COMPLETE THE FOLLOWING.
1. Answer these about the forum thread on the custom Barnett Black Widow slingshot:
(a) What knife was used to chamfer the prong ends?
(b) How big was the standard pouch on Slingshot Silas's Black Widow?
(c) What old Marksman brand slingshot does Slingshot Silas still have?
2. Write out the Black Widow slingshot thread word for word, from "The prongs give" up to and including "(Jan 6, 2015)".

DOCUMENT SECTION.
►
# Custom barnett black widow



## Mrbeaaattie (Nov 10, 2015)

After my black widow's wrist brace decided to die on me I took her apart switched brace around after cutting off the brace and chamfering the prong ends with my lansky world legal (awesome knife) I also carved a notch in the Base and have fitted a wrist band so slingshot can hang from wrist

The prongs give some forward weight and seem to reduce shake allot and the wrist strap is pretty convenient and looks as though it's part of the slingshot

It's better now than was before lol

Thanks

Chris


----------



## Phoul Mouth (Jan 6, 2015)

I think wll needs to pop in here and post some of what he does to these slings.


----------



## Slingshot Silas (Apr 4, 2013)

Hey Chris,

That's pretty cool, man. I have a Black Widow too, and I really like the thing. Had to replace the standard pouch for my liking. The one on mine was big enough to hold a baseball! It sure is a whole lot more sensibly designed and compact than some of Barnetts other ideas. The flip idea is cool. Kinda' like a folding stabilizer, eh. I had folding slingshots when I was a kid, and that's what kids wanted way back then. Not the standard natural fork, or even the manufactured wooden designs. If you had one of those, the other kids thought your family was "poor". Ha ha, that was back in the late 60's when I was about 10 years old, so that gives you an idea of how old my carcase is. I still have an old Marksman brand "Starship", and it is still in good workin order. Thanks for sharing.

Happy Thanksgiving everybody,

Steve aka Slingshot Silas

:woot: :woot:


----------
◄
DATASET CONTENT.
►
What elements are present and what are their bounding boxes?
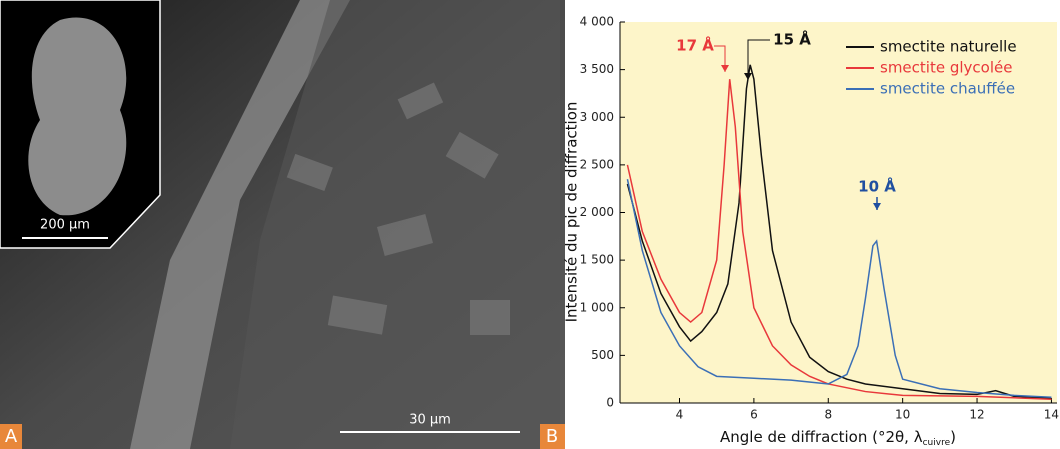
◄
RESPONSES BY TASK.
1.
(a) A Lansky World Legal.
(b) Big enough to hold a baseball.
(c) The "Starship".

2.
The prongs give some forward weight and seem to reduce shake allot and the wrist strap is pretty convenient and looks as though it's part of the slingshot

It's better now than was before lol

Thanks

Chris


----------



## Phoul Mouth (Jan 6, 2015)